#### [REQUEST]
With the pictures left out, return exactly the lines from the one containing "Extract all the data from this chart as JSON." through the end of the listing below.

Dataset entries on figures:
--

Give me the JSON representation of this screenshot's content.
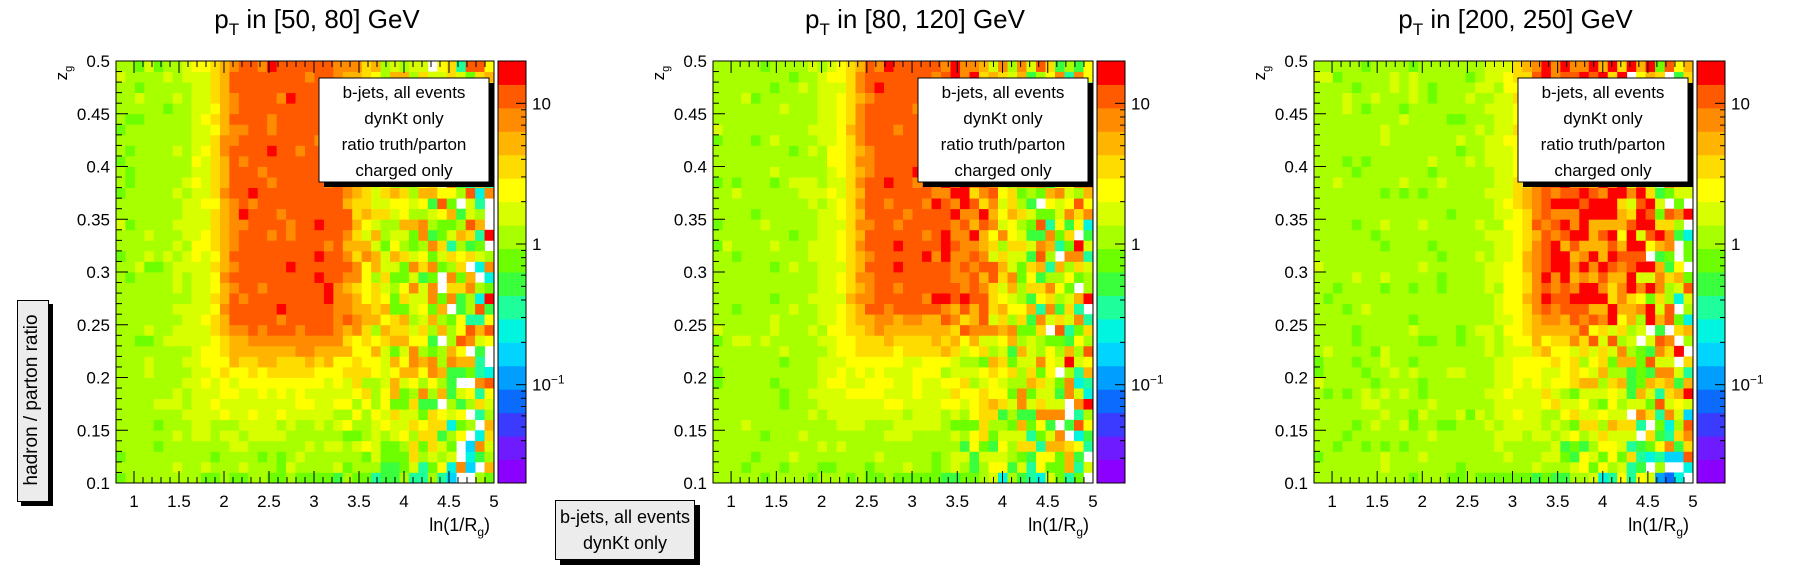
{
  "figure": {
    "ylabel": "hadron / parton ratio",
    "footer_box": [
      "b-jets, all events",
      "dynKt only"
    ]
  },
  "panel_titles": [
    "p_T in [50, 80] GeV",
    "p_T in [80, 120] GeV",
    "p_T in [200, 250] GeV"
  ],
  "colors": {
    "palette": [
      "#8b00ff",
      "#6f1bff",
      "#3b3bff",
      "#0b6bff",
      "#009eff",
      "#00d4ff",
      "#00f5e0",
      "#1eff9b",
      "#39ff3c",
      "#6dff00",
      "#a8ff00",
      "#d8ff00",
      "#ffff00",
      "#ffdc00",
      "#ffb400",
      "#ff8c00",
      "#ff5a00",
      "#ff0000"
    ],
    "ink": "#000000",
    "legend_bg": "#ffffff",
    "box_bg": "#ececec"
  },
  "chart_data": [
    {
      "type": "heatmap",
      "title": "p_T in [50, 80] GeV",
      "xlabel": "ln(1/R_g)",
      "ylabel": "z_g",
      "xlim": [
        0.8,
        5.0
      ],
      "ylim": [
        0.1,
        0.5
      ],
      "xticks": [
        "1",
        "1.5",
        "2",
        "2.5",
        "3",
        "3.5",
        "4",
        "4.5",
        "5"
      ],
      "yticks": [
        "0.1",
        "0.15",
        "0.2",
        "0.25",
        "0.3",
        "0.35",
        "0.4",
        "0.45",
        "0.5"
      ],
      "grid": false,
      "color_scale": "log",
      "zlim": [
        0.02,
        20
      ],
      "colorbar_ticks": [
        "10",
        "1",
        "10^{-1}"
      ],
      "x_bins": 40,
      "y_bins": 40,
      "hot_region": {
        "ln_1_over_Rg": [
          1.8,
          3.2
        ],
        "z_g": [
          0.22,
          0.5
        ]
      },
      "annotation": [
        "b-jets, all events",
        "dynKt only",
        "ratio truth/parton",
        "charged only"
      ]
    },
    {
      "type": "heatmap",
      "title": "p_T in [80, 120] GeV",
      "xlabel": "ln(1/R_g)",
      "ylabel": "z_g",
      "xlim": [
        0.8,
        5.0
      ],
      "ylim": [
        0.1,
        0.5
      ],
      "xticks": [
        "1",
        "1.5",
        "2",
        "2.5",
        "3",
        "3.5",
        "4",
        "4.5",
        "5"
      ],
      "yticks": [
        "0.1",
        "0.15",
        "0.2",
        "0.25",
        "0.3",
        "0.35",
        "0.4",
        "0.45",
        "0.5"
      ],
      "grid": false,
      "color_scale": "log",
      "zlim": [
        0.02,
        20
      ],
      "colorbar_ticks": [
        "10",
        "1",
        "10^{-1}"
      ],
      "x_bins": 40,
      "y_bins": 40,
      "hot_region": {
        "ln_1_over_Rg": [
          2.2,
          3.6
        ],
        "z_g": [
          0.24,
          0.5
        ]
      },
      "annotation": [
        "b-jets, all events",
        "dynKt only",
        "ratio truth/parton",
        "charged only"
      ]
    },
    {
      "type": "heatmap",
      "title": "p_T in [200, 250] GeV",
      "xlabel": "ln(1/R_g)",
      "ylabel": "z_g",
      "xlim": [
        0.8,
        5.0
      ],
      "ylim": [
        0.1,
        0.5
      ],
      "xticks": [
        "1",
        "1.5",
        "2",
        "2.5",
        "3",
        "3.5",
        "4",
        "4.5",
        "5"
      ],
      "yticks": [
        "0.1",
        "0.15",
        "0.2",
        "0.25",
        "0.3",
        "0.35",
        "0.4",
        "0.45",
        "0.5"
      ],
      "grid": false,
      "color_scale": "log",
      "zlim": [
        0.02,
        20
      ],
      "colorbar_ticks": [
        "10",
        "1",
        "10^{-1}"
      ],
      "x_bins": 40,
      "y_bins": 40,
      "hot_region": {
        "ln_1_over_Rg": [
          3.0,
          4.2
        ],
        "z_g": [
          0.24,
          0.45
        ]
      },
      "annotation": [
        "b-jets, all events",
        "dynKt only",
        "ratio truth/parton",
        "charged only"
      ]
    }
  ]
}
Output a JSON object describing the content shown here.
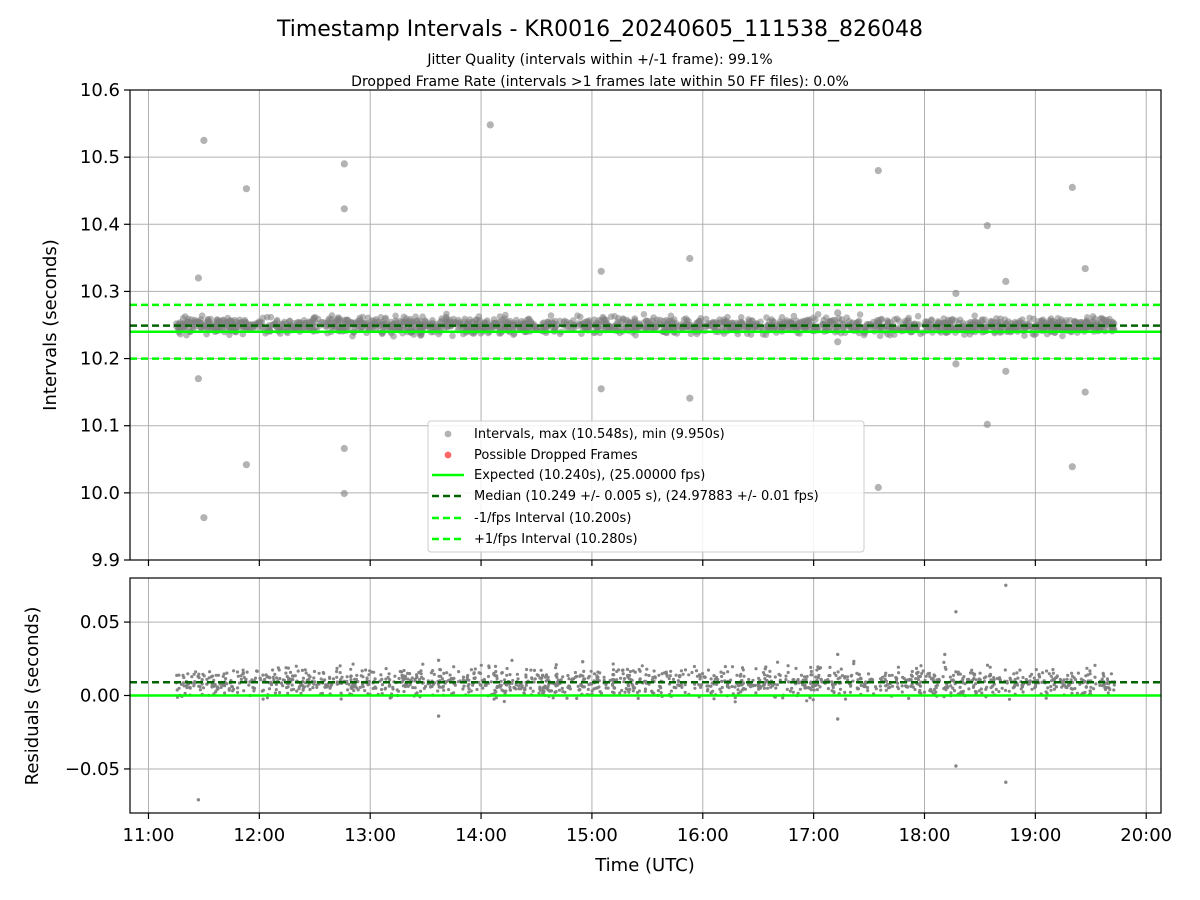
{
  "figure": {
    "title": "Timestamp Intervals - KR0016_20240605_111538_826048",
    "subtitle_line1": "Jitter Quality (intervals within +/-1 frame): 99.1%",
    "subtitle_line2": "Dropped Frame Rate (intervals >1 frames late within 50 FF files): 0.0%"
  },
  "colors": {
    "points": "#808080",
    "dropped": "#ff0000",
    "expected": "#00ff00",
    "median": "#006400",
    "interval": "#00ff00",
    "grid": "#b0b0b0"
  },
  "chart_data": [
    {
      "type": "scatter",
      "title": "Timestamp Intervals - KR0016_20240605_111538_826048",
      "xlabel": "",
      "ylabel": "Intervals (seconds)",
      "xlim": [
        "10:50",
        "20:08"
      ],
      "ylim": [
        9.9,
        10.6
      ],
      "x_ticks": [
        "11:00",
        "12:00",
        "13:00",
        "14:00",
        "15:00",
        "16:00",
        "17:00",
        "18:00",
        "19:00",
        "20:00"
      ],
      "y_ticks": [
        "9.9",
        "10.0",
        "10.1",
        "10.2",
        "10.3",
        "10.4",
        "10.5",
        "10.6"
      ],
      "y_tick_values": [
        9.9,
        10.0,
        10.1,
        10.2,
        10.3,
        10.4,
        10.5,
        10.6
      ],
      "grid": true,
      "legend_position": "lower center",
      "lines": [
        {
          "name": "Expected (10.240s), (25.00000 fps)",
          "y": 10.24,
          "style": "solid",
          "color": "#00ff00"
        },
        {
          "name": "Median (10.249 +/- 0.005 s), (24.97883 +/- 0.01 fps)",
          "y": 10.249,
          "style": "dashed",
          "color": "#006400"
        },
        {
          "name": "-1/fps Interval (10.200s)",
          "y": 10.2,
          "style": "dashed",
          "color": "#00ff00"
        },
        {
          "name": "+1/fps Interval (10.280s)",
          "y": 10.28,
          "style": "dashed",
          "color": "#00ff00"
        }
      ],
      "series": [
        {
          "name": "Intervals, max (10.548s), min (9.950s)",
          "color": "#808080"
        },
        {
          "name": "Possible Dropped Frames",
          "color": "#ff0000"
        }
      ],
      "dense_band": {
        "x_start": "11:15",
        "x_end": "19:43",
        "y_center": 10.249,
        "y_spread": 0.012
      },
      "outliers": [
        {
          "x": "11:27",
          "y": 10.32
        },
        {
          "x": "11:27",
          "y": 10.17
        },
        {
          "x": "11:30",
          "y": 10.525
        },
        {
          "x": "11:30",
          "y": 9.963
        },
        {
          "x": "11:53",
          "y": 10.453
        },
        {
          "x": "11:53",
          "y": 10.042
        },
        {
          "x": "12:46",
          "y": 10.49
        },
        {
          "x": "12:46",
          "y": 10.423
        },
        {
          "x": "12:46",
          "y": 10.066
        },
        {
          "x": "12:46",
          "y": 9.999
        },
        {
          "x": "14:05",
          "y": 10.548
        },
        {
          "x": "15:05",
          "y": 10.33
        },
        {
          "x": "15:05",
          "y": 10.155
        },
        {
          "x": "15:53",
          "y": 10.349
        },
        {
          "x": "15:53",
          "y": 10.141
        },
        {
          "x": "17:35",
          "y": 10.48
        },
        {
          "x": "17:35",
          "y": 10.008
        },
        {
          "x": "18:17",
          "y": 10.297
        },
        {
          "x": "18:17",
          "y": 10.192
        },
        {
          "x": "18:34",
          "y": 10.398
        },
        {
          "x": "18:34",
          "y": 10.102
        },
        {
          "x": "18:44",
          "y": 10.315
        },
        {
          "x": "18:44",
          "y": 10.181
        },
        {
          "x": "19:20",
          "y": 10.455
        },
        {
          "x": "19:20",
          "y": 10.039
        },
        {
          "x": "19:27",
          "y": 10.334
        },
        {
          "x": "19:27",
          "y": 10.15
        },
        {
          "x": "17:13",
          "y": 10.268
        },
        {
          "x": "17:13",
          "y": 10.225
        }
      ]
    },
    {
      "type": "scatter",
      "title": "",
      "xlabel": "Time (UTC)",
      "ylabel": "Residuals (seconds)",
      "xlim": [
        "10:50",
        "20:08"
      ],
      "ylim": [
        -0.08,
        0.08
      ],
      "x_ticks": [
        "11:00",
        "12:00",
        "13:00",
        "14:00",
        "15:00",
        "16:00",
        "17:00",
        "18:00",
        "19:00",
        "20:00"
      ],
      "y_ticks": [
        "−0.05",
        "0.00",
        "0.05"
      ],
      "y_tick_values": [
        -0.05,
        0.0,
        0.05
      ],
      "grid": true,
      "lines": [
        {
          "y": 0.0,
          "style": "solid",
          "color": "#00ff00"
        },
        {
          "y": 0.009,
          "style": "dashed",
          "color": "#006400"
        }
      ],
      "dense_band": {
        "x_start": "11:15",
        "x_end": "19:43",
        "y_center": 0.009,
        "y_spread": 0.01
      },
      "outliers": [
        {
          "x": "11:27",
          "y": -0.071
        },
        {
          "x": "18:17",
          "y": 0.057
        },
        {
          "x": "18:17",
          "y": -0.048
        },
        {
          "x": "18:44",
          "y": 0.075
        },
        {
          "x": "18:44",
          "y": -0.059
        },
        {
          "x": "17:13",
          "y": 0.028
        },
        {
          "x": "17:13",
          "y": -0.016
        },
        {
          "x": "13:37",
          "y": -0.014
        },
        {
          "x": "13:37",
          "y": 0.024
        },
        {
          "x": "14:55",
          "y": 0.023
        },
        {
          "x": "18:11",
          "y": 0.028
        }
      ]
    }
  ]
}
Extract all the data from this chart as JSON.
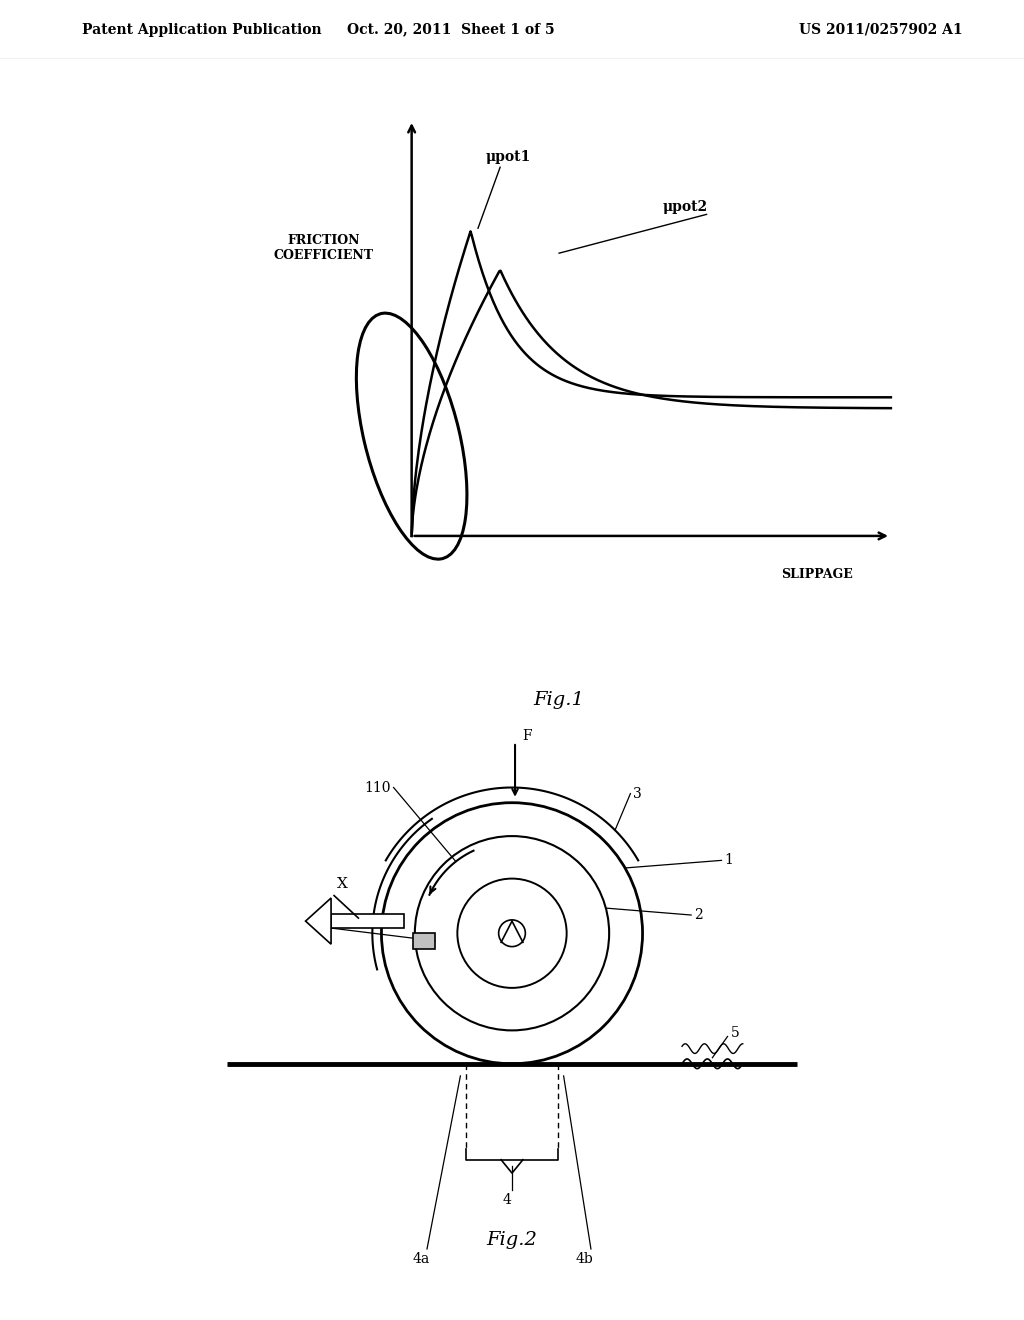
{
  "bg_color": "#ffffff",
  "header_left": "Patent Application Publication",
  "header_mid": "Oct. 20, 2011  Sheet 1 of 5",
  "header_right": "US 2011/0257902 A1",
  "fig1_label": "Fig.1",
  "fig1_ylabel": "FRICTION\nCOEFFICIENT",
  "fig1_xlabel": "SLIPPAGE",
  "fig1_mu1": "μpot1",
  "fig1_mu2": "μpot2",
  "fig2_label": "Fig.2"
}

--

#### [CORRECT RESULT]
Extract all the data from this chart as JSON.
{
  "bg_color": "#ffffff",
  "header_left": "Patent Application Publication",
  "header_mid": "Oct. 20, 2011  Sheet 1 of 5",
  "header_right": "US 2011/0257902 A1",
  "fig1_label": "Fig.1",
  "fig1_ylabel": "FRICTION\nCOEFFICIENT",
  "fig1_xlabel": "SLIPPAGE",
  "fig1_mu1": "μpot1",
  "fig1_mu2": "μpot2",
  "fig2_label": "Fig.2"
}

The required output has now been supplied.